* _Task instructions_: Check every line below for the word "interest" and copy each one that has it.

────────────────

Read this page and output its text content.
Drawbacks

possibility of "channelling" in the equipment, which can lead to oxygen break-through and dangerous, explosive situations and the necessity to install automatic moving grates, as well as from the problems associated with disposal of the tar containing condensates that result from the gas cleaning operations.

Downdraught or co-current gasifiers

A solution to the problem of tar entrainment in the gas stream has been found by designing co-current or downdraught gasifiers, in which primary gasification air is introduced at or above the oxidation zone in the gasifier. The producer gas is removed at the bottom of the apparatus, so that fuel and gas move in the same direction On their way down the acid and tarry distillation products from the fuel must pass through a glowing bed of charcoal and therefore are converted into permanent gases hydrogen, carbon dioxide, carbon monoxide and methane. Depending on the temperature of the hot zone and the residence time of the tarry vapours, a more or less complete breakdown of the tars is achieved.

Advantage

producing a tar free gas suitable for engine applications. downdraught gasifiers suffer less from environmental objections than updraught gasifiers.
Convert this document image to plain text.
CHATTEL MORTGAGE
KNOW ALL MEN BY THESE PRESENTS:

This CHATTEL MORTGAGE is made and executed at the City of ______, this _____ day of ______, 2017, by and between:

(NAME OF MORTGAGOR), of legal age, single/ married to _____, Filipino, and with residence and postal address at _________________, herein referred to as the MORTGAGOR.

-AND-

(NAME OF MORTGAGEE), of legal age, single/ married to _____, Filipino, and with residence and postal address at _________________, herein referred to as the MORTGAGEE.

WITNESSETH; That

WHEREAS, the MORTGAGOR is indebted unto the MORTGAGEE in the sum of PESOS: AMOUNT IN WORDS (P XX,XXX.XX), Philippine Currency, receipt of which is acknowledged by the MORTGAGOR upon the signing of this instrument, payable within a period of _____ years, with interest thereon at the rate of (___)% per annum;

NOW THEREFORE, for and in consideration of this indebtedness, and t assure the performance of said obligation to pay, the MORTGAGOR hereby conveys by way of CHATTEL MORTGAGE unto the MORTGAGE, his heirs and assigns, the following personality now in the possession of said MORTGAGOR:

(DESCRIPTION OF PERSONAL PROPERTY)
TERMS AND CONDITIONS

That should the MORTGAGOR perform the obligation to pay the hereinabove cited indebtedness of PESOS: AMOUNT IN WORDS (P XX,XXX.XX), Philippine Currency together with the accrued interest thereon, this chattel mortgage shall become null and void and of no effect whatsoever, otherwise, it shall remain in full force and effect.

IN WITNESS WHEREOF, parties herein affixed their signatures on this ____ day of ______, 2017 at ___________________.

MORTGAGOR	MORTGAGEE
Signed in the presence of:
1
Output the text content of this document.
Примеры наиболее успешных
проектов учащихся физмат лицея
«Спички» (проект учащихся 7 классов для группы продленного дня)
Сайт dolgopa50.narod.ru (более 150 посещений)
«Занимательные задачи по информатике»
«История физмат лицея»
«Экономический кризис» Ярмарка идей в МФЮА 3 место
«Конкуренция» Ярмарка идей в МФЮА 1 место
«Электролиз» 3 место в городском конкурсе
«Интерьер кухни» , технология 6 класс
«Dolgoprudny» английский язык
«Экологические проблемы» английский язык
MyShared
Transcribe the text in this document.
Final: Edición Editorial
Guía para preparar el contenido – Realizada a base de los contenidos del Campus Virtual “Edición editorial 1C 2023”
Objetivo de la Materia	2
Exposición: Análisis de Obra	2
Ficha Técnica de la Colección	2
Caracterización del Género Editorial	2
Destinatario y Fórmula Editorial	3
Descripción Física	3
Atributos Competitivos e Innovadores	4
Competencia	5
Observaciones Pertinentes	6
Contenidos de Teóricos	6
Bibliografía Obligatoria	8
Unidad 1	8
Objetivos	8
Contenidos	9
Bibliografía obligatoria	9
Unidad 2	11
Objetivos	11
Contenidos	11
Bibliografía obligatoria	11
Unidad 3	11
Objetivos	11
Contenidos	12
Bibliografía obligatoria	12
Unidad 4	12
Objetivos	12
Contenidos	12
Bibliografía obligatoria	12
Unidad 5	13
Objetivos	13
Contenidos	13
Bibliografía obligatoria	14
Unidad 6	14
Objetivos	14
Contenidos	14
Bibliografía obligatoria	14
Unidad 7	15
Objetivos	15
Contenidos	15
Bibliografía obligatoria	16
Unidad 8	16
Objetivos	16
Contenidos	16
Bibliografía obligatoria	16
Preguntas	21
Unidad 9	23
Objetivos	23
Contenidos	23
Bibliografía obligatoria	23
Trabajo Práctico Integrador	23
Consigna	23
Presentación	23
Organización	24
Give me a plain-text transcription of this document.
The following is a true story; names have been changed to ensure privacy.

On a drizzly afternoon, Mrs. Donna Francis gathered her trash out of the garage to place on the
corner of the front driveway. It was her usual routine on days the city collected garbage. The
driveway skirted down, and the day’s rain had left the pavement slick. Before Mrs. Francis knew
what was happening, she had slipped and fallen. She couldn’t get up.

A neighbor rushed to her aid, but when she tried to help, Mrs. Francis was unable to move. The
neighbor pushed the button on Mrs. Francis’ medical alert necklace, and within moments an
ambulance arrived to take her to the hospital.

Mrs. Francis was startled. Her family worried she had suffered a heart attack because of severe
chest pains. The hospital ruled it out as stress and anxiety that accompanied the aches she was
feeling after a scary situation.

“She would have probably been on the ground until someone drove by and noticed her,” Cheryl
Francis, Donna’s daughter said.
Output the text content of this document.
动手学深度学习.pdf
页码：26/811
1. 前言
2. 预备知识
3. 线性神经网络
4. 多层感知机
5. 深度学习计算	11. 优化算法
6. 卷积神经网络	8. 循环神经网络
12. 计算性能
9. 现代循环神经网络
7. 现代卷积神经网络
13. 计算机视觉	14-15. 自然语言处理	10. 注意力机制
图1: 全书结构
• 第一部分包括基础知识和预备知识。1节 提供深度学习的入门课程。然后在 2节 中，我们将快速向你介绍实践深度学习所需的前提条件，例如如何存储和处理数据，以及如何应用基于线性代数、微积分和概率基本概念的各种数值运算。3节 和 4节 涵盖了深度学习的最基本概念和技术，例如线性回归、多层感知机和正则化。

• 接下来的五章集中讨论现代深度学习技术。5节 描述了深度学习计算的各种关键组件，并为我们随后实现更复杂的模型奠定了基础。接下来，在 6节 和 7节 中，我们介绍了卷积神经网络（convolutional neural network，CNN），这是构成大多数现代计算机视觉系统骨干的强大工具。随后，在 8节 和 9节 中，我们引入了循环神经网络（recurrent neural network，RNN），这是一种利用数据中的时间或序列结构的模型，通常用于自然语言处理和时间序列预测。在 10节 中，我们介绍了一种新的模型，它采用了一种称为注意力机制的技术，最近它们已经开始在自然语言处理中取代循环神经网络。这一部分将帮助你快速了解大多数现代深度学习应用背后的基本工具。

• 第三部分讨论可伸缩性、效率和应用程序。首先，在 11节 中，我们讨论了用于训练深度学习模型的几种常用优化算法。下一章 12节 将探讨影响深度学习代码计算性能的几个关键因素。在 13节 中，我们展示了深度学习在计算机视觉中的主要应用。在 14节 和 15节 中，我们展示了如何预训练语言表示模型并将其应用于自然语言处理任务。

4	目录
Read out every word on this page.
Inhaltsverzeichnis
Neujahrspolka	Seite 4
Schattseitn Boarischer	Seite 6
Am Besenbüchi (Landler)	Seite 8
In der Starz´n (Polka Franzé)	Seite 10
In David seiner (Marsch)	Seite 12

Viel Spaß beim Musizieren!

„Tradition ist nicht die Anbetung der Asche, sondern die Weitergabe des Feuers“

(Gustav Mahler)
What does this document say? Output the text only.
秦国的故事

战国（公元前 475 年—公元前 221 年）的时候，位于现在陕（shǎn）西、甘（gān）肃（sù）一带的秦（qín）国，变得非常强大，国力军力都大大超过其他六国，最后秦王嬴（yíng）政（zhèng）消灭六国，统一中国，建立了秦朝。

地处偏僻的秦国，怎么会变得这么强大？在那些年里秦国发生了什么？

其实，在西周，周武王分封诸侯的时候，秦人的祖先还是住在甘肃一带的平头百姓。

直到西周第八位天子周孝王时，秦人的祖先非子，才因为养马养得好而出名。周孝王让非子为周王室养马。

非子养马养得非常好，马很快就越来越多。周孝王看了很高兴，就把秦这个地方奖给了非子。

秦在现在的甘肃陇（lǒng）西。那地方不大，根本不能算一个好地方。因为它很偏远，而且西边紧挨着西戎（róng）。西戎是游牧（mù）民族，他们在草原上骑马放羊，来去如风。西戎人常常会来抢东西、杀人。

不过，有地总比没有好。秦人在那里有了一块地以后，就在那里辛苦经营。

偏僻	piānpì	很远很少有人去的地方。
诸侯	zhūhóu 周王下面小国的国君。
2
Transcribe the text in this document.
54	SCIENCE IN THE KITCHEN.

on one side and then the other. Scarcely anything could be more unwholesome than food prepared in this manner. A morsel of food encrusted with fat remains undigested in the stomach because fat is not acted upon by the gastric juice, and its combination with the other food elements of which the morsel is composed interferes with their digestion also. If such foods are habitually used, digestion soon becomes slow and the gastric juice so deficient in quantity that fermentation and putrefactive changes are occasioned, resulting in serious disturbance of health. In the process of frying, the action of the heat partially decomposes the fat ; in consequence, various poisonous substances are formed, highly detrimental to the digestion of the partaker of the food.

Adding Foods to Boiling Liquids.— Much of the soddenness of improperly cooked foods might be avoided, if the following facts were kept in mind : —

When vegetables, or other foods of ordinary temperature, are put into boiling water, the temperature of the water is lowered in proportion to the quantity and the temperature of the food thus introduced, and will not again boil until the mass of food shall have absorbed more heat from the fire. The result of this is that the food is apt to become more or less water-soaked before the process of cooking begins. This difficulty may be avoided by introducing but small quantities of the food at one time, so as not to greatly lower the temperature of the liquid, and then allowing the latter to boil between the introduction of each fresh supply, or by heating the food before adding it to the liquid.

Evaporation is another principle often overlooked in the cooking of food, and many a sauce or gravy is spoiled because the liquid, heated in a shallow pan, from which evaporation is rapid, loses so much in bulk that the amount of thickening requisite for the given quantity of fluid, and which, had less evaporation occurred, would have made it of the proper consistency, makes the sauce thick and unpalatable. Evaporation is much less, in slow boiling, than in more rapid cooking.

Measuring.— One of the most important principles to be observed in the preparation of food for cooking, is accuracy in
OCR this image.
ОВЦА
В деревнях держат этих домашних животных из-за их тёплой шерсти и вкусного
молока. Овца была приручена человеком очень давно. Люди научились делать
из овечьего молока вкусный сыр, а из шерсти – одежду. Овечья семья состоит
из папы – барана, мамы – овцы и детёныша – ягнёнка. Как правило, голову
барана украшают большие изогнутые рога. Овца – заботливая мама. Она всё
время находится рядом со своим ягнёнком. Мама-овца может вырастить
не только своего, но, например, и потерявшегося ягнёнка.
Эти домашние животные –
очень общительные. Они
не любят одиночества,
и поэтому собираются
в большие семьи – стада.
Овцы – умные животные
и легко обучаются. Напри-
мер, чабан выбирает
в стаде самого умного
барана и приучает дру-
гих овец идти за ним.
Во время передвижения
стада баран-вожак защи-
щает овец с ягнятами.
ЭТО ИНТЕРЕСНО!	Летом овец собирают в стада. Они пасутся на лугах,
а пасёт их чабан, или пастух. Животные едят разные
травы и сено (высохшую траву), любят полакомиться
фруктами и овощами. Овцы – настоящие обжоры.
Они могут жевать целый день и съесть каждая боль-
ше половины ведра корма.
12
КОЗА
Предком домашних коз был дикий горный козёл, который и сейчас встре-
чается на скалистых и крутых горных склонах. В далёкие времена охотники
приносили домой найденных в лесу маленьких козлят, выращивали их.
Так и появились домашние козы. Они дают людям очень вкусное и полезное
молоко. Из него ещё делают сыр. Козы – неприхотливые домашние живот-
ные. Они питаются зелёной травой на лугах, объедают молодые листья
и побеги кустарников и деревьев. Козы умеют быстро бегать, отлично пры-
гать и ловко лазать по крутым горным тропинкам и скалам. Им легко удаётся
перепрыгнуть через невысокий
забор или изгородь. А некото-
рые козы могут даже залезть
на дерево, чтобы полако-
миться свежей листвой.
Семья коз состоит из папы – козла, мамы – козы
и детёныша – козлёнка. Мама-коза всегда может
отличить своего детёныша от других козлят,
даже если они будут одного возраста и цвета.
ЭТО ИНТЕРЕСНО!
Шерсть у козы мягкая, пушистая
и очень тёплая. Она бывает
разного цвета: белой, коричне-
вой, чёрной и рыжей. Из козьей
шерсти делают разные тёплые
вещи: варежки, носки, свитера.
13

────────────────

* _Written answer_:
WHEREAS, the MORTGAGOR is indebted unto the MORTGAGEE in the sum of PESOS: AMOUNT IN WORDS (P XX,XXX.XX), Philippine Currency, receipt of which is acknowledged by the MORTGAGOR upon the signing of this instrument, payable within a period of _____ years, with interest thereon at the rate of (___)% per annum;
That should the MORTGAGOR perform the obligation to pay the hereinabove cited indebtedness of PESOS: AMOUNT IN WORDS (P XX,XXX.XX), Philippine Currency together with the accrued interest thereon, this chattel mortgage shall become null and void and of no effect whatsoever, otherwise, it shall remain in full force and effect.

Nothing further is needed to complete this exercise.